TASK GOAL
Transcribe every entry word for word, leaving out all images.
>> START
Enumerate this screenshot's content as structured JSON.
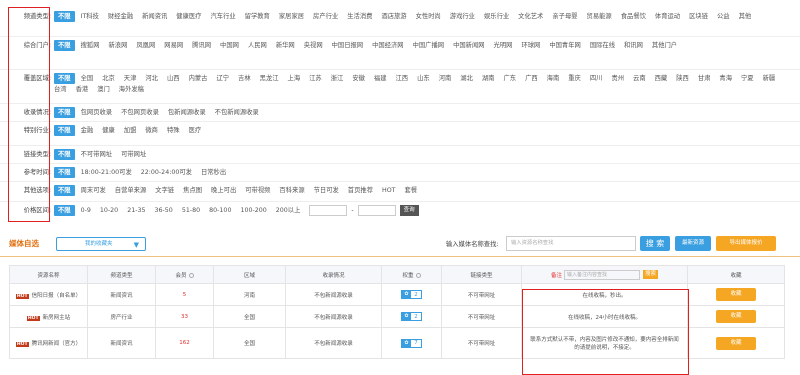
{
  "filters": [
    {
      "label": "频道类型:",
      "unlimited": "不限",
      "options": [
        "IT科技",
        "财经金融",
        "新闻资讯",
        "健康医疗",
        "汽车行业",
        "留学教育",
        "家居家居",
        "房产行业",
        "生活消费",
        "酒店旅游",
        "女性时尚",
        "游戏行业",
        "娱乐行业",
        "文化艺术",
        "亲子母婴",
        "贸易能源",
        "食品餐饮",
        "体育运动",
        "区块链",
        "公益",
        "其他"
      ]
    },
    {
      "label": "综合门户:",
      "unlimited": "不限",
      "options": [
        "搜狐网",
        "新浪网",
        "凤凰网",
        "网易网",
        "腾讯网",
        "中国网",
        "人民网",
        "新华网",
        "央视网",
        "中国日报网",
        "中国经济网",
        "中国广播网",
        "中国新闻网",
        "光明网",
        "环球网",
        "中国青年网",
        "国际在线",
        "和讯网",
        "其他门户"
      ]
    },
    {
      "label": "覆盖区域:",
      "unlimited": "不限",
      "options": [
        "全国",
        "北京",
        "天津",
        "河北",
        "山西",
        "内蒙古",
        "辽宁",
        "吉林",
        "黑龙江",
        "上海",
        "江苏",
        "浙江",
        "安徽",
        "福建",
        "江西",
        "山东",
        "河南",
        "湖北",
        "湖南",
        "广东",
        "广西",
        "海南",
        "重庆",
        "四川",
        "贵州",
        "云南",
        "西藏",
        "陕西",
        "甘肃",
        "青海",
        "宁夏",
        "新疆",
        "台湾",
        "香港",
        "澳门",
        "海外发稿"
      ]
    },
    {
      "label": "收录情况:",
      "unlimited": "不限",
      "options": [
        "包网页收录",
        "不包网页收录",
        "包新闻源收录",
        "不包新闻源收录"
      ]
    },
    {
      "label": "特别行业:",
      "unlimited": "不限",
      "options": [
        "金融",
        "健康",
        "加盟",
        "微商",
        "特殊",
        "医疗"
      ]
    },
    {
      "label": "链接类型:",
      "unlimited": "不限",
      "options": [
        "不可带网址",
        "可带网址"
      ]
    },
    {
      "label": "参考时间:",
      "unlimited": "不限",
      "options": [
        "18:00-21:00可发",
        "22:00-24:00可发",
        "日常秒出"
      ]
    },
    {
      "label": "其他选项:",
      "unlimited": "不限",
      "options": [
        "周末可发",
        "自营单来源",
        "文字链",
        "焦点图",
        "晚上可出",
        "可带视频",
        "百科来源",
        "节日可发",
        "首页推荐",
        "HOT",
        "套餐"
      ]
    },
    {
      "label": "价格区间:",
      "unlimited": "不限",
      "options": [
        "0-9",
        "10-20",
        "21-35",
        "36-50",
        "51-80",
        "80-100",
        "100-200",
        "200以上"
      ],
      "dash": "-",
      "query": "查询"
    }
  ],
  "media": {
    "title": "媒体自选",
    "select": "我的收藏夹",
    "search_label": "输入媒体名称查找:",
    "search_placeholder": "输入资源名称查找",
    "search_btn": "搜 索",
    "new_btn": "最新资源",
    "export_btn": "导出媒体报价"
  },
  "table": {
    "headers": [
      "资源名称",
      "频道类型",
      "会员",
      "区域",
      "收录情况",
      "权重",
      "链接类型",
      "",
      "收藏"
    ],
    "remark_label": "备注",
    "remark_placeholder": "输入备注内容查找",
    "remark_btn": "搜索",
    "rows": [
      {
        "hot": "HOT",
        "name": "信阳日报（自名单）",
        "channel": "新闻资讯",
        "price": "5",
        "region": "河南",
        "index": "不包新闻源收录",
        "weight": "2",
        "link": "不可带网址",
        "remark": "在线收稿，秒出。",
        "fav": "收藏"
      },
      {
        "hot": "HOT",
        "name": "新房网主站",
        "channel": "房产行业",
        "price": "33",
        "region": "全国",
        "index": "不包新闻源收录",
        "weight": "2",
        "link": "不可带网址",
        "remark": "在线收稿，24小时在线收稿。",
        "fav": "收藏"
      },
      {
        "hot": "HOT",
        "name": "腾讯网新闻（官方）",
        "channel": "新闻资讯",
        "price": "162",
        "region": "全国",
        "index": "不包新闻源收录",
        "weight": "7",
        "link": "不可带网址",
        "remark": "联系方式默认不带，内容及图片修改不通知，要内容全排新闻的请提前说明，不接定。",
        "fav": "收藏"
      }
    ]
  }
}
>> END
EXERCISE SOLUTION
Enumerate this screenshot's content as structured JSON.
{
  "filters": [
    {
      "label": "频道类型:",
      "unlimited": "不限",
      "options": [
        "IT科技",
        "财经金融",
        "新闻资讯",
        "健康医疗",
        "汽车行业",
        "留学教育",
        "家居家居",
        "房产行业",
        "生活消费",
        "酒店旅游",
        "女性时尚",
        "游戏行业",
        "娱乐行业",
        "文化艺术",
        "亲子母婴",
        "贸易能源",
        "食品餐饮",
        "体育运动",
        "区块链",
        "公益",
        "其他"
      ]
    },
    {
      "label": "综合门户:",
      "unlimited": "不限",
      "options": [
        "搜狐网",
        "新浪网",
        "凤凰网",
        "网易网",
        "腾讯网",
        "中国网",
        "人民网",
        "新华网",
        "央视网",
        "中国日报网",
        "中国经济网",
        "中国广播网",
        "中国新闻网",
        "光明网",
        "环球网",
        "中国青年网",
        "国际在线",
        "和讯网",
        "其他门户"
      ]
    },
    {
      "label": "覆盖区域:",
      "unlimited": "不限",
      "options": [
        "全国",
        "北京",
        "天津",
        "河北",
        "山西",
        "内蒙古",
        "辽宁",
        "吉林",
        "黑龙江",
        "上海",
        "江苏",
        "浙江",
        "安徽",
        "福建",
        "江西",
        "山东",
        "河南",
        "湖北",
        "湖南",
        "广东",
        "广西",
        "海南",
        "重庆",
        "四川",
        "贵州",
        "云南",
        "西藏",
        "陕西",
        "甘肃",
        "青海",
        "宁夏",
        "新疆",
        "台湾",
        "香港",
        "澳门",
        "海外发稿"
      ]
    },
    {
      "label": "收录情况:",
      "unlimited": "不限",
      "options": [
        "包网页收录",
        "不包网页收录",
        "包新闻源收录",
        "不包新闻源收录"
      ]
    },
    {
      "label": "特别行业:",
      "unlimited": "不限",
      "options": [
        "金融",
        "健康",
        "加盟",
        "微商",
        "特殊",
        "医疗"
      ]
    },
    {
      "label": "链接类型:",
      "unlimited": "不限",
      "options": [
        "不可带网址",
        "可带网址"
      ]
    },
    {
      "label": "参考时间:",
      "unlimited": "不限",
      "options": [
        "18:00-21:00可发",
        "22:00-24:00可发",
        "日常秒出"
      ]
    },
    {
      "label": "其他选项:",
      "unlimited": "不限",
      "options": [
        "周末可发",
        "自营单来源",
        "文字链",
        "焦点图",
        "晚上可出",
        "可带视频",
        "百科来源",
        "节日可发",
        "首页推荐",
        "HOT",
        "套餐"
      ]
    },
    {
      "label": "价格区间:",
      "unlimited": "不限",
      "options": [
        "0-9",
        "10-20",
        "21-35",
        "36-50",
        "51-80",
        "80-100",
        "100-200",
        "200以上"
      ],
      "dash": "-",
      "query": "查询"
    }
  ],
  "media": {
    "title": "媒体自选",
    "select": "我的收藏夹",
    "search_label": "输入媒体名称查找:",
    "search_placeholder": "输入资源名称查找",
    "search_btn": "搜 索",
    "new_btn": "最新资源",
    "export_btn": "导出媒体报价"
  },
  "table": {
    "headers": [
      "资源名称",
      "频道类型",
      "会员",
      "区域",
      "收录情况",
      "权重",
      "链接类型",
      "",
      "收藏"
    ],
    "remark_label": "备注",
    "remark_placeholder": "输入备注内容查找",
    "remark_btn": "搜索",
    "rows": [
      {
        "hot": "HOT",
        "name": "信阳日报（自名单）",
        "channel": "新闻资讯",
        "price": "5",
        "region": "河南",
        "index": "不包新闻源收录",
        "weight": "2",
        "link": "不可带网址",
        "remark": "在线收稿，秒出。",
        "fav": "收藏"
      },
      {
        "hot": "HOT",
        "name": "新房网主站",
        "channel": "房产行业",
        "price": "33",
        "region": "全国",
        "index": "不包新闻源收录",
        "weight": "2",
        "link": "不可带网址",
        "remark": "在线收稿，24小时在线收稿。",
        "fav": "收藏"
      },
      {
        "hot": "HOT",
        "name": "腾讯网新闻（官方）",
        "channel": "新闻资讯",
        "price": "162",
        "region": "全国",
        "index": "不包新闻源收录",
        "weight": "7",
        "link": "不可带网址",
        "remark": "联系方式默认不带，内容及图片修改不通知，要内容全排新闻的请提前说明，不接定。",
        "fav": "收藏"
      }
    ]
  }
}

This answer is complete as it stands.